— Work to be completed —
Look through the material below for "name". Copy every line that contains it.
▼
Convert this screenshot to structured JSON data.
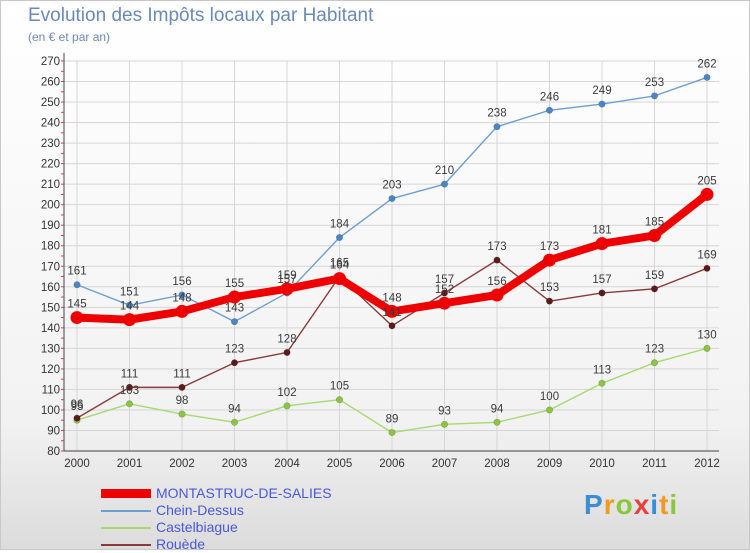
{
  "header": {
    "title": "Evolution des Impôts locaux par Habitant",
    "subtitle": "(en € et par an)"
  },
  "logo": {
    "text": "Proxiti",
    "letters": [
      {
        "char": "P",
        "color": "#3a8ed8"
      },
      {
        "char": "r",
        "color": "#f29a1f"
      },
      {
        "char": "o",
        "color": "#8cc63e"
      },
      {
        "char": "x",
        "color": "#e8403c"
      },
      {
        "char": "i",
        "color": "#3a8ed8"
      },
      {
        "char": "t",
        "color": "#f29a1f"
      },
      {
        "char": "i",
        "color": "#8cc63e"
      }
    ]
  },
  "chart_data": {
    "type": "line",
    "title": "Evolution des Impôts locaux par Habitant",
    "subtitle": "(en € et par an)",
    "xlabel": "",
    "ylabel": "",
    "x": [
      2000,
      2001,
      2002,
      2003,
      2004,
      2005,
      2006,
      2007,
      2008,
      2009,
      2010,
      2011,
      2012
    ],
    "ylim": [
      80,
      270
    ],
    "yticks": [
      80,
      90,
      100,
      110,
      120,
      130,
      140,
      150,
      160,
      170,
      180,
      190,
      200,
      210,
      220,
      230,
      240,
      250,
      260,
      270
    ],
    "grid": true,
    "legend_position": "bottom-left",
    "series": [
      {
        "name": "Chein-Dessus",
        "color": "#6c9ed2",
        "marker": "#4a86c6",
        "values": [
          161,
          151,
          156,
          143,
          157,
          184,
          203,
          210,
          238,
          246,
          249,
          253,
          262
        ]
      },
      {
        "name": "Castelbiague",
        "color": "#a8d870",
        "marker": "#8cc63e",
        "values": [
          95,
          103,
          98,
          94,
          102,
          105,
          89,
          93,
          94,
          100,
          113,
          123,
          130
        ]
      },
      {
        "name": "Rouède",
        "color": "#8a3a3a",
        "marker": "#5c1a1a",
        "values": [
          96,
          111,
          111,
          123,
          128,
          165,
          141,
          157,
          173,
          153,
          157,
          159,
          169
        ]
      },
      {
        "name": "MONTASTRUC-DE-SALIES",
        "color": "#ee0000",
        "marker": "#ee0000",
        "highlight": true,
        "values": [
          145,
          144,
          148,
          155,
          159,
          164,
          148,
          152,
          156,
          173,
          181,
          185,
          205
        ]
      }
    ]
  }
}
▲
— Complete response —
        "name": "Chein-Dessus",
        "name": "Castelbiague",
        "name": "Rouède",
        "name": "MONTASTRUC-DE-SALIES",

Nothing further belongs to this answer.